_RECORDS FOR THE EXERCISE_.
---
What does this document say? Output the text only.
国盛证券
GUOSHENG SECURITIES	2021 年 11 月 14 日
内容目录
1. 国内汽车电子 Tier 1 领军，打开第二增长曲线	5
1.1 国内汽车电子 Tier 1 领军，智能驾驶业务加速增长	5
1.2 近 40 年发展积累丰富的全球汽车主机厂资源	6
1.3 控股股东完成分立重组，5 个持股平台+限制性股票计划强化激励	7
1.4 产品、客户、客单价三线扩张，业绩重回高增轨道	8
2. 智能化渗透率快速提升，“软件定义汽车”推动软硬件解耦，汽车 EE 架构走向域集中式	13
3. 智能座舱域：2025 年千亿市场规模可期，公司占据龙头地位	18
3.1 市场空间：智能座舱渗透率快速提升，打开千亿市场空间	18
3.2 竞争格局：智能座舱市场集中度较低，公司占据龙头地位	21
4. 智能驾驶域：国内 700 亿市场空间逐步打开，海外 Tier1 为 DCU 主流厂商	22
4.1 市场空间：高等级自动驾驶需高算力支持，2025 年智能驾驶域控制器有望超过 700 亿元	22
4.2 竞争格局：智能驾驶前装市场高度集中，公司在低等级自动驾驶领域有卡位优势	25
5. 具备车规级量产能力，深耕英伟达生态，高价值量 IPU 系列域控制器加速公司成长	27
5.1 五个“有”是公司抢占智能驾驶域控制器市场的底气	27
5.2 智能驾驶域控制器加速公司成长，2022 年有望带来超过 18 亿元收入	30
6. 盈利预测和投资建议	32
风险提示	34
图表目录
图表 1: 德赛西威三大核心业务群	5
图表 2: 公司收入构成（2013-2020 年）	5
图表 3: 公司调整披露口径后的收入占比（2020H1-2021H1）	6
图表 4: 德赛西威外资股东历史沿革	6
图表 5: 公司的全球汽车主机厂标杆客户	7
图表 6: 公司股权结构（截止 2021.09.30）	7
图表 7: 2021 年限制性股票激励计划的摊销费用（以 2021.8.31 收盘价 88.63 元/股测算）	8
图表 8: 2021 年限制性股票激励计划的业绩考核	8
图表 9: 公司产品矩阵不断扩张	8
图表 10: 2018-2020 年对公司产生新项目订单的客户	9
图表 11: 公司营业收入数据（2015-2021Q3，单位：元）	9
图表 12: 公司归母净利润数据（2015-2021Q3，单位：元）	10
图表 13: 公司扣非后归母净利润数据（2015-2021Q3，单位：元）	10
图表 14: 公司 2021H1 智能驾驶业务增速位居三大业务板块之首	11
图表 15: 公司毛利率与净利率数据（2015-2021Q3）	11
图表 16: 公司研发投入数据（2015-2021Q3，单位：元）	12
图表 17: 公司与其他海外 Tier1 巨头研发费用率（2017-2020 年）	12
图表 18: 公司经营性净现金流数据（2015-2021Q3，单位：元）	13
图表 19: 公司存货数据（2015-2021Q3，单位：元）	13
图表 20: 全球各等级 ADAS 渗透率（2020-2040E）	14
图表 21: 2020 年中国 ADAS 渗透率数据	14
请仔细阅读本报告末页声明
---
_STATED GOAL_.
Set down the entries verbatim, leaving none out.

_REPLY_.
What does this document say? Output the text only.
国盛证券
GUOSHENG SECURITIES	2021 年 11 月 14 日
内容目录
1. 国内汽车电子 Tier 1 领军，打开第二增长曲线	5
1.1 国内汽车电子 Tier 1 领军，智能驾驶业务加速增长	5
1.2 近 40 年发展积累丰富的全球汽车主机厂资源	6
1.3 控股股东完成分立重组，5 个持股平台+限制性股票计划强化激励	7
1.4 产品、客户、客单价三线扩张，业绩重回高增轨道	8
2. 智能化渗透率快速提升，“软件定义汽车”推动软硬件解耦，汽车 EE 架构走向域集中式	13
3. 智能座舱域：2025 年千亿市场规模可期，公司占据龙头地位	18
3.1 市场空间：智能座舱渗透率快速提升，打开千亿市场空间	18
3.2 竞争格局：智能座舱市场集中度较低，公司占据龙头地位	21
4. 智能驾驶域：国内 700 亿市场空间逐步打开，海外 Tier1 为 DCU 主流厂商	22
4.1 市场空间：高等级自动驾驶需高算力支持，2025 年智能驾驶域控制器有望超过 700 亿元	22
4.2 竞争格局：智能驾驶前装市场高度集中，公司在低等级自动驾驶领域有卡位优势	25
5. 具备车规级量产能力，深耕英伟达生态，高价值量 IPU 系列域控制器加速公司成长	27
5.1 五个“有”是公司抢占智能驾驶域控制器市场的底气	27
5.2 智能驾驶域控制器加速公司成长，2022 年有望带来超过 18 亿元收入	30
6. 盈利预测和投资建议	32
风险提示	34
图表目录
图表 1: 德赛西威三大核心业务群	5
图表 2: 公司收入构成（2013-2020 年）	5
图表 3: 公司调整披露口径后的收入占比（2020H1-2021H1）	6
图表 4: 德赛西威外资股东历史沿革	6
图表 5: 公司的全球汽车主机厂标杆客户	7
图表 6: 公司股权结构（截止 2021.09.30）	7
图表 7: 2021 年限制性股票激励计划的摊销费用（以 2021.8.31 收盘价 88.63 元/股测算）	8
图表 8: 2021 年限制性股票激励计划的业绩考核	8
图表 9: 公司产品矩阵不断扩张	8
图表 10: 2018-2020 年对公司产生新项目订单的客户	9
图表 11: 公司营业收入数据（2015-2021Q3，单位：元）	9
图表 12: 公司归母净利润数据（2015-2021Q3，单位：元）	10
图表 13: 公司扣非后归母净利润数据（2015-2021Q3，单位：元）	10
图表 14: 公司 2021H1 智能驾驶业务增速位居三大业务板块之首	11
图表 15: 公司毛利率与净利率数据（2015-2021Q3）	11
图表 16: 公司研发投入数据（2015-2021Q3，单位：元）	12
图表 17: 公司与其他海外 Tier1 巨头研发费用率（2017-2020 年）	12
图表 18: 公司经营性净现金流数据（2015-2021Q3，单位：元）	13
图表 19: 公司存货数据（2015-2021Q3，单位：元）	13
图表 20: 全球各等级 ADAS 渗透率（2020-2040E）	14
图表 21: 2020 年中国 ADAS 渗透率数据	14
请仔细阅读本报告末页声明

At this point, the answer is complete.